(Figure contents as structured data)

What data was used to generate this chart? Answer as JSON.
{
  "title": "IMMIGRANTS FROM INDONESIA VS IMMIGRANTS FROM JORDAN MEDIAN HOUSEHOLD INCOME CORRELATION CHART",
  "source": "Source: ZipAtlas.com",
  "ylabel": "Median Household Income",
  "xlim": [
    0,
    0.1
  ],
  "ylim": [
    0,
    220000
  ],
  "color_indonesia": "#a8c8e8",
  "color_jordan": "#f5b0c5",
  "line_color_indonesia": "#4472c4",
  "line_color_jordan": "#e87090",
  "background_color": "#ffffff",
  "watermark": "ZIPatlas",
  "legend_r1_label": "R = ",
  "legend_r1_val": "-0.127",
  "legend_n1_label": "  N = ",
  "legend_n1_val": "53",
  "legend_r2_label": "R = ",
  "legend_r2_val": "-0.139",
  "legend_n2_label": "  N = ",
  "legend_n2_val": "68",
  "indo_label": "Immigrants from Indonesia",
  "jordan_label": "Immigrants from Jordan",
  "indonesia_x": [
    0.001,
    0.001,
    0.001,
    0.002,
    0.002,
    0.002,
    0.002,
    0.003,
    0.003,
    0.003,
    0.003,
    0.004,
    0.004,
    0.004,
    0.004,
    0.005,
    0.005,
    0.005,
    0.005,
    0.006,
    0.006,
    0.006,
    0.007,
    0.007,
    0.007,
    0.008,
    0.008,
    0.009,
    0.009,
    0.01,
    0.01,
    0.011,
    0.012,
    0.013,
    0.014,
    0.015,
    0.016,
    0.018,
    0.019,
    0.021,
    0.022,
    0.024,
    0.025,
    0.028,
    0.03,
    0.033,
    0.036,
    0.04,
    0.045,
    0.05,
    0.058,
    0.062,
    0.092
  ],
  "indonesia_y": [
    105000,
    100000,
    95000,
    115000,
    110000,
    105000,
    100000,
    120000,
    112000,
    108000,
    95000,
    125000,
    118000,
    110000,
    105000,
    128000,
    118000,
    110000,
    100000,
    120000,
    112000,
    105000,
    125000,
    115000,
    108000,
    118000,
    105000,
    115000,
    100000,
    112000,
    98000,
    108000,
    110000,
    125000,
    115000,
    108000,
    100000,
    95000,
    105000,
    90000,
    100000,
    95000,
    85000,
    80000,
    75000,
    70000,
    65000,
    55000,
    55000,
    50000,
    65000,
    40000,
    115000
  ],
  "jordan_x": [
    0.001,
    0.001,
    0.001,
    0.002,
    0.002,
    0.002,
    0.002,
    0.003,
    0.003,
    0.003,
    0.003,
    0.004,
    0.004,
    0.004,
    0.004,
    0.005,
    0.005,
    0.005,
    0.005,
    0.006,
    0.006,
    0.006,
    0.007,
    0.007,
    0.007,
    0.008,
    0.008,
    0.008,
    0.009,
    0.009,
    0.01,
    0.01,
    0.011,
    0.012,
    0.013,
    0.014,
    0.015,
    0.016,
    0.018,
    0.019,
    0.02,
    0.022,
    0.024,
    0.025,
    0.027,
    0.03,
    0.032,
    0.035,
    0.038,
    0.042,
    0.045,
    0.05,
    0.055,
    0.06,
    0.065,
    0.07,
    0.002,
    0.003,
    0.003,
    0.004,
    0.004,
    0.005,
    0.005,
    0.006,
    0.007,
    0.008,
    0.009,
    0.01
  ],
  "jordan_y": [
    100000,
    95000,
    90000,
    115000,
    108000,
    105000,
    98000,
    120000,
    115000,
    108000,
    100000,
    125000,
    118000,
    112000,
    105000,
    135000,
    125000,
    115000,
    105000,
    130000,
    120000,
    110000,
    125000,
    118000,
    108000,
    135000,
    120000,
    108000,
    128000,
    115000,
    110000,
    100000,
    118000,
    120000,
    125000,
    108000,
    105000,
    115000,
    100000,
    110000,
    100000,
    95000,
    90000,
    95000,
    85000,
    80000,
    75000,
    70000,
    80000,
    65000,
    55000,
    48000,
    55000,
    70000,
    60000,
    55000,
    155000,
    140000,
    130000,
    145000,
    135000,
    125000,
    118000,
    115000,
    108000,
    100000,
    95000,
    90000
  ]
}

Set problem: Copy each line of the data exactly, leaving nothing out.

Output for this task:
What data was used to generate this chart? Answer as JSON.
{
  "title": "IMMIGRANTS FROM INDONESIA VS IMMIGRANTS FROM JORDAN MEDIAN HOUSEHOLD INCOME CORRELATION CHART",
  "source": "Source: ZipAtlas.com",
  "ylabel": "Median Household Income",
  "xlim": [
    0,
    0.1
  ],
  "ylim": [
    0,
    220000
  ],
  "color_indonesia": "#a8c8e8",
  "color_jordan": "#f5b0c5",
  "line_color_indonesia": "#4472c4",
  "line_color_jordan": "#e87090",
  "background_color": "#ffffff",
  "watermark": "ZIPatlas",
  "legend_r1_label": "R = ",
  "legend_r1_val": "-0.127",
  "legend_n1_label": "  N = ",
  "legend_n1_val": "53",
  "legend_r2_label": "R = ",
  "legend_r2_val": "-0.139",
  "legend_n2_label": "  N = ",
  "legend_n2_val": "68",
  "indo_label": "Immigrants from Indonesia",
  "jordan_label": "Immigrants from Jordan",
  "indonesia_x": [
    0.001,
    0.001,
    0.001,
    0.002,
    0.002,
    0.002,
    0.002,
    0.003,
    0.003,
    0.003,
    0.003,
    0.004,
    0.004,
    0.004,
    0.004,
    0.005,
    0.005,
    0.005,
    0.005,
    0.006,
    0.006,
    0.006,
    0.007,
    0.007,
    0.007,
    0.008,
    0.008,
    0.009,
    0.009,
    0.01,
    0.01,
    0.011,
    0.012,
    0.013,
    0.014,
    0.015,
    0.016,
    0.018,
    0.019,
    0.021,
    0.022,
    0.024,
    0.025,
    0.028,
    0.03,
    0.033,
    0.036,
    0.04,
    0.045,
    0.05,
    0.058,
    0.062,
    0.092
  ],
  "indonesia_y": [
    105000,
    100000,
    95000,
    115000,
    110000,
    105000,
    100000,
    120000,
    112000,
    108000,
    95000,
    125000,
    118000,
    110000,
    105000,
    128000,
    118000,
    110000,
    100000,
    120000,
    112000,
    105000,
    125000,
    115000,
    108000,
    118000,
    105000,
    115000,
    100000,
    112000,
    98000,
    108000,
    110000,
    125000,
    115000,
    108000,
    100000,
    95000,
    105000,
    90000,
    100000,
    95000,
    85000,
    80000,
    75000,
    70000,
    65000,
    55000,
    55000,
    50000,
    65000,
    40000,
    115000
  ],
  "jordan_x": [
    0.001,
    0.001,
    0.001,
    0.002,
    0.002,
    0.002,
    0.002,
    0.003,
    0.003,
    0.003,
    0.003,
    0.004,
    0.004,
    0.004,
    0.004,
    0.005,
    0.005,
    0.005,
    0.005,
    0.006,
    0.006,
    0.006,
    0.007,
    0.007,
    0.007,
    0.008,
    0.008,
    0.008,
    0.009,
    0.009,
    0.01,
    0.01,
    0.011,
    0.012,
    0.013,
    0.014,
    0.015,
    0.016,
    0.018,
    0.019,
    0.02,
    0.022,
    0.024,
    0.025,
    0.027,
    0.03,
    0.032,
    0.035,
    0.038,
    0.042,
    0.045,
    0.05,
    0.055,
    0.06,
    0.065,
    0.07,
    0.002,
    0.003,
    0.003,
    0.004,
    0.004,
    0.005,
    0.005,
    0.006,
    0.007,
    0.008,
    0.009,
    0.01
  ],
  "jordan_y": [
    100000,
    95000,
    90000,
    115000,
    108000,
    105000,
    98000,
    120000,
    115000,
    108000,
    100000,
    125000,
    118000,
    112000,
    105000,
    135000,
    125000,
    115000,
    105000,
    130000,
    120000,
    110000,
    125000,
    118000,
    108000,
    135000,
    120000,
    108000,
    128000,
    115000,
    110000,
    100000,
    118000,
    120000,
    125000,
    108000,
    105000,
    115000,
    100000,
    110000,
    100000,
    95000,
    90000,
    95000,
    85000,
    80000,
    75000,
    70000,
    80000,
    65000,
    55000,
    48000,
    55000,
    70000,
    60000,
    55000,
    155000,
    140000,
    130000,
    145000,
    135000,
    125000,
    118000,
    115000,
    108000,
    100000,
    95000,
    90000
  ]
}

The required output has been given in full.